Extracted entries
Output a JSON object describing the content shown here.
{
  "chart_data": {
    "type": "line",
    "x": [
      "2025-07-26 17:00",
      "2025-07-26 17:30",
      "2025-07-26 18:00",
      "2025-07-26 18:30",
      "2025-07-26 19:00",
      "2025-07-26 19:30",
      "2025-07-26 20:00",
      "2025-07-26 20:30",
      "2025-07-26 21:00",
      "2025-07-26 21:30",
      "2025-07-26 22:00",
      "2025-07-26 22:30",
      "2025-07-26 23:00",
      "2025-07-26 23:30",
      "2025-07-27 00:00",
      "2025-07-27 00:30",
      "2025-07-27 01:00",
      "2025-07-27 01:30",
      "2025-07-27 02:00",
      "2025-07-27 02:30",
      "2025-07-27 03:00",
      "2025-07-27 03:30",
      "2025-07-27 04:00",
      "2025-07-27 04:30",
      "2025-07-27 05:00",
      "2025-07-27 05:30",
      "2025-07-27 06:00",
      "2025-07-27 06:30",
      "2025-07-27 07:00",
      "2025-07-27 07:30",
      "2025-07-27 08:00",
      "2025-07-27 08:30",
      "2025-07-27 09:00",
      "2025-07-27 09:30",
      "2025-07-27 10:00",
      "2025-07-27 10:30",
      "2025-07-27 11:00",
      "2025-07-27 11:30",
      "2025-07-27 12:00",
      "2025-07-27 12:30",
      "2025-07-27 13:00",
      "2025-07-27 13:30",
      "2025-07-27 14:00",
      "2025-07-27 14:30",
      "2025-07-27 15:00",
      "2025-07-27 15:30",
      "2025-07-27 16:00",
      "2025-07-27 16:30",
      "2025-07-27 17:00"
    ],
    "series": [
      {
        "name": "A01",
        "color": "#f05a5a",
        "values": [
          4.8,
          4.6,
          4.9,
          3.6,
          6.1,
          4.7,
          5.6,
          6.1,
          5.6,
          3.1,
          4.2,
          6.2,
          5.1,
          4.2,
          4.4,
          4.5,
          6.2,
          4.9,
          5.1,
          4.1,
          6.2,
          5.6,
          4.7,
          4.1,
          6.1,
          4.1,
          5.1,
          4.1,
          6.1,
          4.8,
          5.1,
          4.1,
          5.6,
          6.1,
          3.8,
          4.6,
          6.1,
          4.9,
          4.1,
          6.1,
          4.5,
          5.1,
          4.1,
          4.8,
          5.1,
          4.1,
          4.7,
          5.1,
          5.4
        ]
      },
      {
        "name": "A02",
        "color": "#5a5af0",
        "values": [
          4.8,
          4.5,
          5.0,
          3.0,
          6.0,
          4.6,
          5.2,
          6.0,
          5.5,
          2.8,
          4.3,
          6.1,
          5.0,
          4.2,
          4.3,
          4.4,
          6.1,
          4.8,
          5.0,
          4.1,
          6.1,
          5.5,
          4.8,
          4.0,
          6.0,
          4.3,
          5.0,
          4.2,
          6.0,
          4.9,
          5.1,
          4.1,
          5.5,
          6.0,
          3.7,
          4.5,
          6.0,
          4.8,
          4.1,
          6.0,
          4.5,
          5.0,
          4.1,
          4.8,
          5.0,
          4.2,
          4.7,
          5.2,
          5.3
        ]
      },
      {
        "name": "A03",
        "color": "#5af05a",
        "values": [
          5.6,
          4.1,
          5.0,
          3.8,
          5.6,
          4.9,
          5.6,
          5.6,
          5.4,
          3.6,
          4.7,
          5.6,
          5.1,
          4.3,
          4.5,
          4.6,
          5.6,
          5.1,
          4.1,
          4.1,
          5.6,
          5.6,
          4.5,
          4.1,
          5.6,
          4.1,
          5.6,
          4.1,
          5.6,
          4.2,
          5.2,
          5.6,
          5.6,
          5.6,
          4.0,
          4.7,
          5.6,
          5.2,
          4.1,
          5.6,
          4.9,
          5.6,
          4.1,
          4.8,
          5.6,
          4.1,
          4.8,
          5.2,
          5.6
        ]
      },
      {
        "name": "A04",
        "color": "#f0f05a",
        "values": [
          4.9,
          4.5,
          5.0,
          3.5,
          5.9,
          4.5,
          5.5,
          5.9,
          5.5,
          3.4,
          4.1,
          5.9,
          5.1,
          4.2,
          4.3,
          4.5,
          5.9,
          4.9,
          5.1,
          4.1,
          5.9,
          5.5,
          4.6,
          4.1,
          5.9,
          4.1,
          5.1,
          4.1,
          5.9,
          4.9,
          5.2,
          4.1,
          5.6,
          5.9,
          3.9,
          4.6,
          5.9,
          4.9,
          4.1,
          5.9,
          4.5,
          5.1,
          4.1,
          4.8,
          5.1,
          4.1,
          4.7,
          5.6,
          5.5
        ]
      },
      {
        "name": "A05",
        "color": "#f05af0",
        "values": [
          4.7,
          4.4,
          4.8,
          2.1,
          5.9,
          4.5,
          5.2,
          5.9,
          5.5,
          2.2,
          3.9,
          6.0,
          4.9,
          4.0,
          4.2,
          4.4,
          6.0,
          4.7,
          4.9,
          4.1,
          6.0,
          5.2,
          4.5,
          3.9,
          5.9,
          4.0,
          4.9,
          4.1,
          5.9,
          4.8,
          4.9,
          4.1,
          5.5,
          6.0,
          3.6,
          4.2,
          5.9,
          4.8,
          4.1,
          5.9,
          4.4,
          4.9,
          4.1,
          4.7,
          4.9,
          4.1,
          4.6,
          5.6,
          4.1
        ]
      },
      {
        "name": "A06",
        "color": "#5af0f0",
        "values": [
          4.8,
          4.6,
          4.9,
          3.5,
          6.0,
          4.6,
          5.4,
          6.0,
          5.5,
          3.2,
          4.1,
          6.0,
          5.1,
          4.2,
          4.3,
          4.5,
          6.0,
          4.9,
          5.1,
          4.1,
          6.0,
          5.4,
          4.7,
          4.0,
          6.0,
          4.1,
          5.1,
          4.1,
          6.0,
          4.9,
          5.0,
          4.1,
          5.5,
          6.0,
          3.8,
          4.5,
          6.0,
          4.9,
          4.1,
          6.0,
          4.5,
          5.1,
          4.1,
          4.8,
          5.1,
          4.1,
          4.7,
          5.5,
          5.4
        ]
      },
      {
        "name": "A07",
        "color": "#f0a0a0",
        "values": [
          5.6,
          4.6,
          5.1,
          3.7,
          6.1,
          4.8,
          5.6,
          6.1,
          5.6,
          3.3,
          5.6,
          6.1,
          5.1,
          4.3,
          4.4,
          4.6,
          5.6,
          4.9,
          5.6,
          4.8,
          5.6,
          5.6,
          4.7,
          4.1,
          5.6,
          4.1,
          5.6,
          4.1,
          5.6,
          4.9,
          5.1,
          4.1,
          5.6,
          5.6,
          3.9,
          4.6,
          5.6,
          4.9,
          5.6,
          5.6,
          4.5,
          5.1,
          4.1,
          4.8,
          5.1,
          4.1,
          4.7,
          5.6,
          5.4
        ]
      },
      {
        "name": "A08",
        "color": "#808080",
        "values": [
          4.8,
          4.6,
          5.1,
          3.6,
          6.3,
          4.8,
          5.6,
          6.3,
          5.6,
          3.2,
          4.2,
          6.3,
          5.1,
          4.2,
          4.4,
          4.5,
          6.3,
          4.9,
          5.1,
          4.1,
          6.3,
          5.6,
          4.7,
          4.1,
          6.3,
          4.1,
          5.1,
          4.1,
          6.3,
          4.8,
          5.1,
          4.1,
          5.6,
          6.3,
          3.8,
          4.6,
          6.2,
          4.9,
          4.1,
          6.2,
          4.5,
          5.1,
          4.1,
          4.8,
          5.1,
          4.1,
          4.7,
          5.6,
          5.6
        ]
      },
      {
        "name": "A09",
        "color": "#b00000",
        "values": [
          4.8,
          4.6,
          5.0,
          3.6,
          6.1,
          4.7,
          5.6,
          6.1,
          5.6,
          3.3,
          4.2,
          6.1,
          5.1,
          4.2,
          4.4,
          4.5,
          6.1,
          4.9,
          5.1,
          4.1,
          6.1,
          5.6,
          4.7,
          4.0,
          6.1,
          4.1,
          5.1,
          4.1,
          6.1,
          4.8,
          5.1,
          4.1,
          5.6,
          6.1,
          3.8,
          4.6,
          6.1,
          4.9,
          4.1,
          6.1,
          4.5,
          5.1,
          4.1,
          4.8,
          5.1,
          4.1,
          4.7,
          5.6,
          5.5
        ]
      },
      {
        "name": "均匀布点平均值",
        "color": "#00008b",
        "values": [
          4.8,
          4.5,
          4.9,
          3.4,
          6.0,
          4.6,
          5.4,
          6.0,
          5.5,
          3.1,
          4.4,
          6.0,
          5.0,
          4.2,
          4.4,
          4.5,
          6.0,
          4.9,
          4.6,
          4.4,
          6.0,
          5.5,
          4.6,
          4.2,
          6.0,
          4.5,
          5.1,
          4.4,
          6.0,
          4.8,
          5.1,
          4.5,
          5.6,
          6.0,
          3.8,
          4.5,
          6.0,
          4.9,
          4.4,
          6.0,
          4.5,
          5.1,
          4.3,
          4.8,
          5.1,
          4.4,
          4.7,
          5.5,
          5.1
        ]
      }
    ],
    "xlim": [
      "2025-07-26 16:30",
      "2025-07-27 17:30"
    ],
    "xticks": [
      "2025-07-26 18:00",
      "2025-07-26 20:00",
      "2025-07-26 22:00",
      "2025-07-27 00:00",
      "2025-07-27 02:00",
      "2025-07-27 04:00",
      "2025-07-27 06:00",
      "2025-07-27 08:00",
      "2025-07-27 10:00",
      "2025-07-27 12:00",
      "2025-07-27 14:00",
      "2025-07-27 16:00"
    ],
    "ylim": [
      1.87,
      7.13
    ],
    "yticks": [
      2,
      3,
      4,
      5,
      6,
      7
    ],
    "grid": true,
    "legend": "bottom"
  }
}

Exercise prompt
Locate the word "color" in the records and collect each line it appears in.

Full response
        "color": "#f05a5a",
        "color": "#5a5af0",
        "color": "#5af05a",
        "color": "#f0f05a",
        "color": "#f05af0",
        "color": "#5af0f0",
        "color": "#f0a0a0",
        "color": "#808080",
        "color": "#b00000",
        "color": "#00008b",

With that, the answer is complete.